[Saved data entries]
══════════

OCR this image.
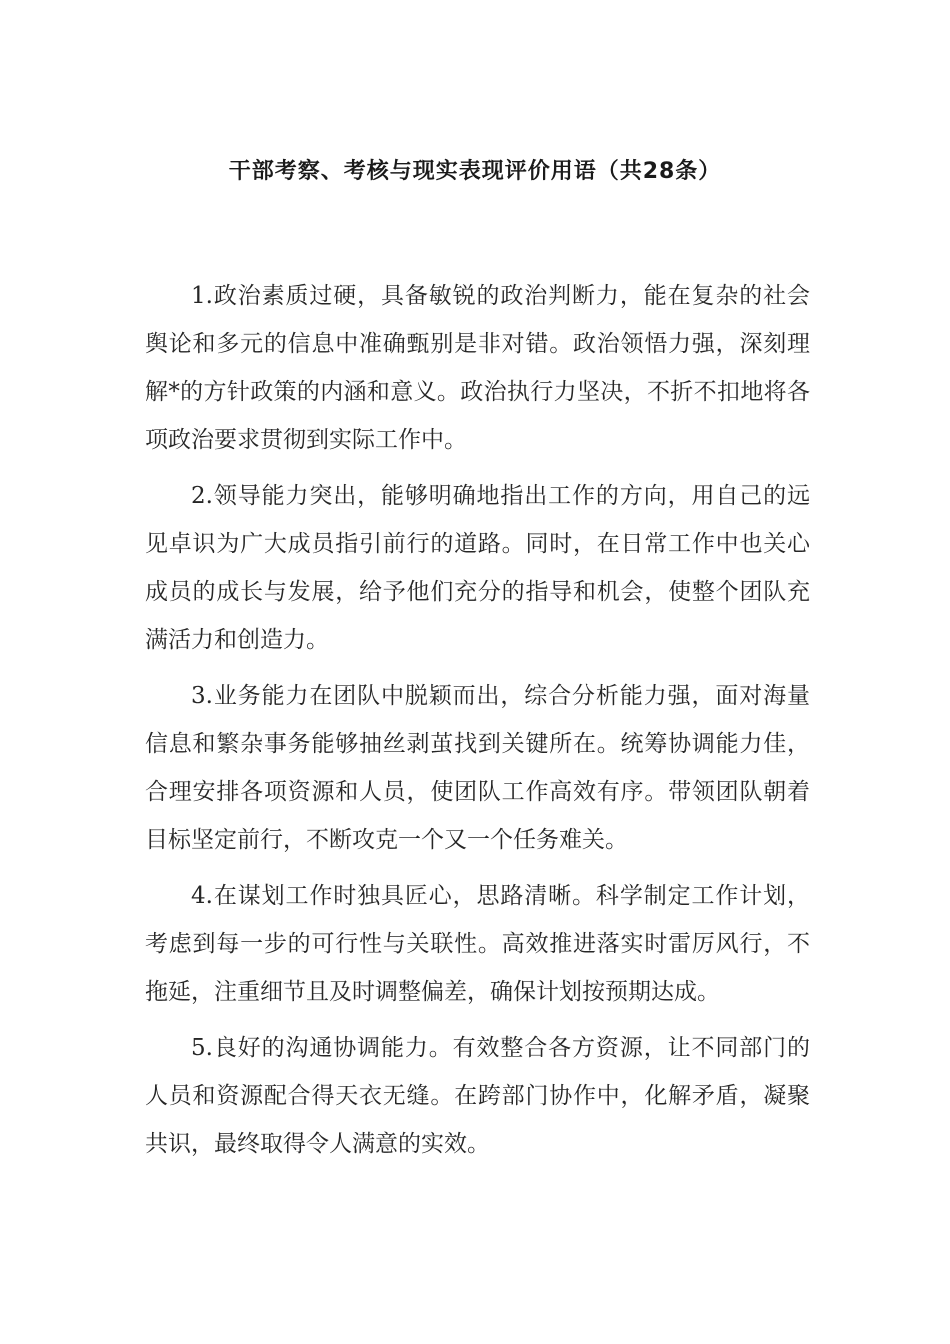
干部考察、考核与现实表现评价用语（共28条）

1.政治素质过硬，具备敏锐的政治判断力，能在复杂的社会舆论和多元的信息中准确甄别是非对错。政治领悟力强，深刻理解*的方针政策的内涵和意义。政治执行力坚决，不折不扣地将各项政治要求贯彻到实际工作中。

2.领导能力突出，能够明确地指出工作的方向，用自己的远见卓识为广大成员指引前行的道路。同时，在日常工作中也关心成员的成长与发展，给予他们充分的指导和机会，使整个团队充满活力和创造力。

3.业务能力在团队中脱颖而出，综合分析能力强，面对海量信息和繁杂事务能够抽丝剥茧找到关键所在。统筹协调能力佳，合理安排各项资源和人员，使团队工作高效有序。带领团队朝着目标坚定前行，不断攻克一个又一个任务难关。

4.在谋划工作时独具匠心，思路清晰。科学制定工作计划，考虑到每一步的可行性与关联性。高效推进落实时雷厉风行，不拖延，注重细节且及时调整偏差，确保计划按预期达成。

5.良好的沟通协调能力。有效整合各方资源，让不同部门的人员和资源配合得天衣无缝。在跨部门协作中，化解矛盾，凝聚共识，最终取得令人满意的实效。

══════════

_WRITTEN INSTRUCTION_. Send back the data above word for word, with the pictures left out.

_TASK OUTPUT_.
OCR this image.
干部考察、考核与现实表现评价用语（共28条）

1.政治素质过硬，具备敏锐的政治判断力，能在复杂的社会舆论和多元的信息中准确甄别是非对错。政治领悟力强，深刻理解*的方针政策的内涵和意义。政治执行力坚决，不折不扣地将各项政治要求贯彻到实际工作中。

2.领导能力突出，能够明确地指出工作的方向，用自己的远见卓识为广大成员指引前行的道路。同时，在日常工作中也关心成员的成长与发展，给予他们充分的指导和机会，使整个团队充满活力和创造力。

3.业务能力在团队中脱颖而出，综合分析能力强，面对海量信息和繁杂事务能够抽丝剥茧找到关键所在。统筹协调能力佳，合理安排各项资源和人员，使团队工作高效有序。带领团队朝着目标坚定前行，不断攻克一个又一个任务难关。

4.在谋划工作时独具匠心，思路清晰。科学制定工作计划，考虑到每一步的可行性与关联性。高效推进落实时雷厉风行，不拖延，注重细节且及时调整偏差，确保计划按预期达成。

5.良好的沟通协调能力。有效整合各方资源，让不同部门的人员和资源配合得天衣无缝。在跨部门协作中，化解矛盾，凝聚共识，最终取得令人满意的实效。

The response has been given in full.